═════ Data entries ═════
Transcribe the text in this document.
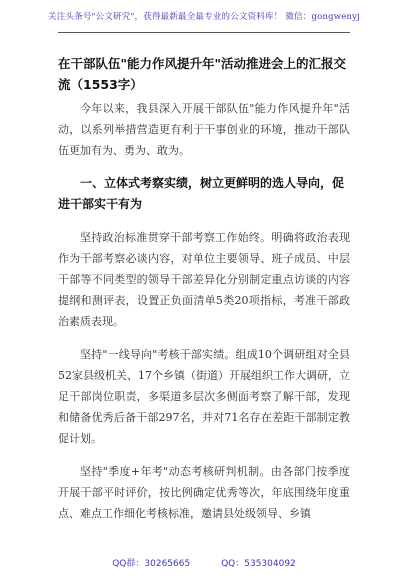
关注头条号"公文研究"，获得最新最全最专业的公文资料库！ 微信：gongwenyj
在干部队伍"能力作风提升年"活动推进会上的汇报交流（1553字）

今年以来，我县深入开展干部队伍"能力作风提升年"活动，以系列举措营造更有利于干事创业的环境，推动干部队伍更加有为、勇为、敢为。

一、立体式考察实绩，树立更鲜明的选人导向，促进干部实干有为

坚持政治标准贯穿干部考察工作始终。明确将政治表现作为干部考察必谈内容，对单位主要领导、班子成员、中层干部等不同类型的领导干部差异化分别制定重点访谈的内容提纲和测评表，设置正负面清单5类20项指标，考准干部政治素质表现。

坚持"一线导向"考核干部实绩。组成10个调研组对全县52家县级机关、17个乡镇（街道）开展组织工作大调研，立足干部岗位职责，多渠道多层次多侧面考察了解干部，发现和储备优秀后备干部297名，并对71名存在差距干部制定教促计划。

坚持"季度+年考"动态考核研判机制。由各部门按季度开展干部平时评价，按比例确定优秀等次，年底围绕年度重点、难点工作细化考核标准，邀请县处级领导、乡镇

QQ群：30265665	QQ：535304092
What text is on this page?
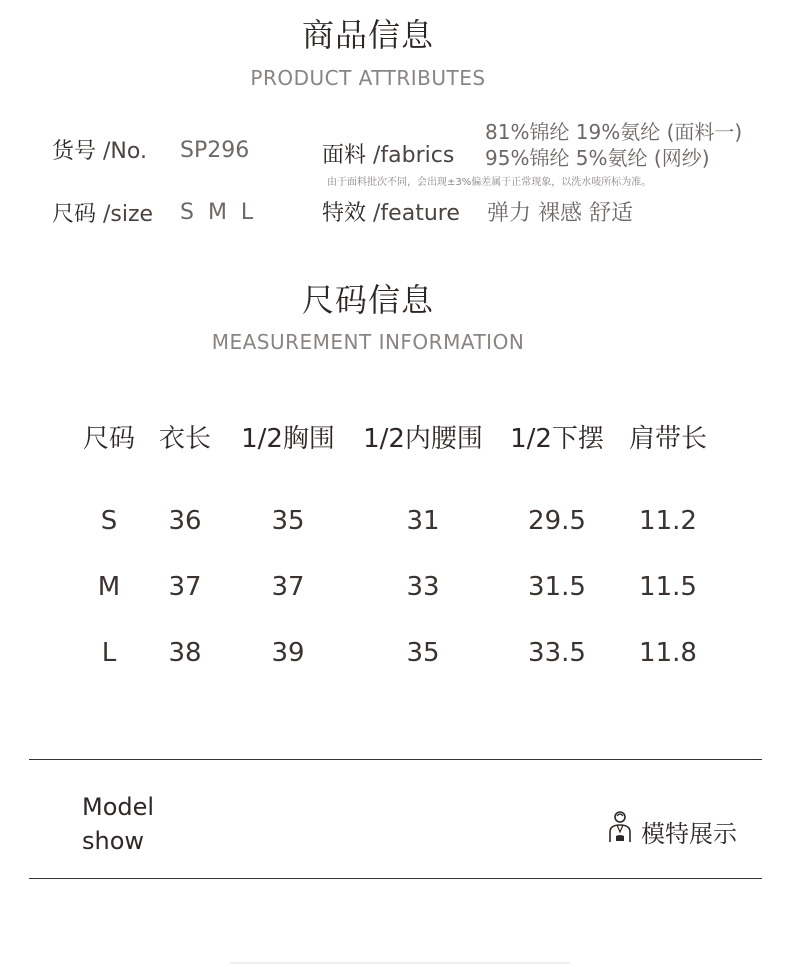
商品信息
PRODUCT ATTRIBUTES
货号 /No. SP296
尺码 /size S  M  L
面料 /fabrics
81%锦纶 19%氨纶 (面料一)
95%锦纶 5%氨纶 (网纱)
由于面料批次不同，会出现±3%偏差属于正常现象，以洗水唛所标为准。
特效 /feature 弹力 裸感 舒适
尺码信息
MEASUREMENT INFORMATION
尺码	衣长	1/2胸围	1/2内腰围	1/2下摆	肩带长
S	36	35	31	29.5	11.2
M	37	37	33	31.5	11.5
L	38	39	35	33.5	11.8
Model
show	模特展示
═════
Copy every line in the entries above that has the string "text" in it.

● **Solution to the exercise**:
Transcribe the text in this document.
What text is on this page?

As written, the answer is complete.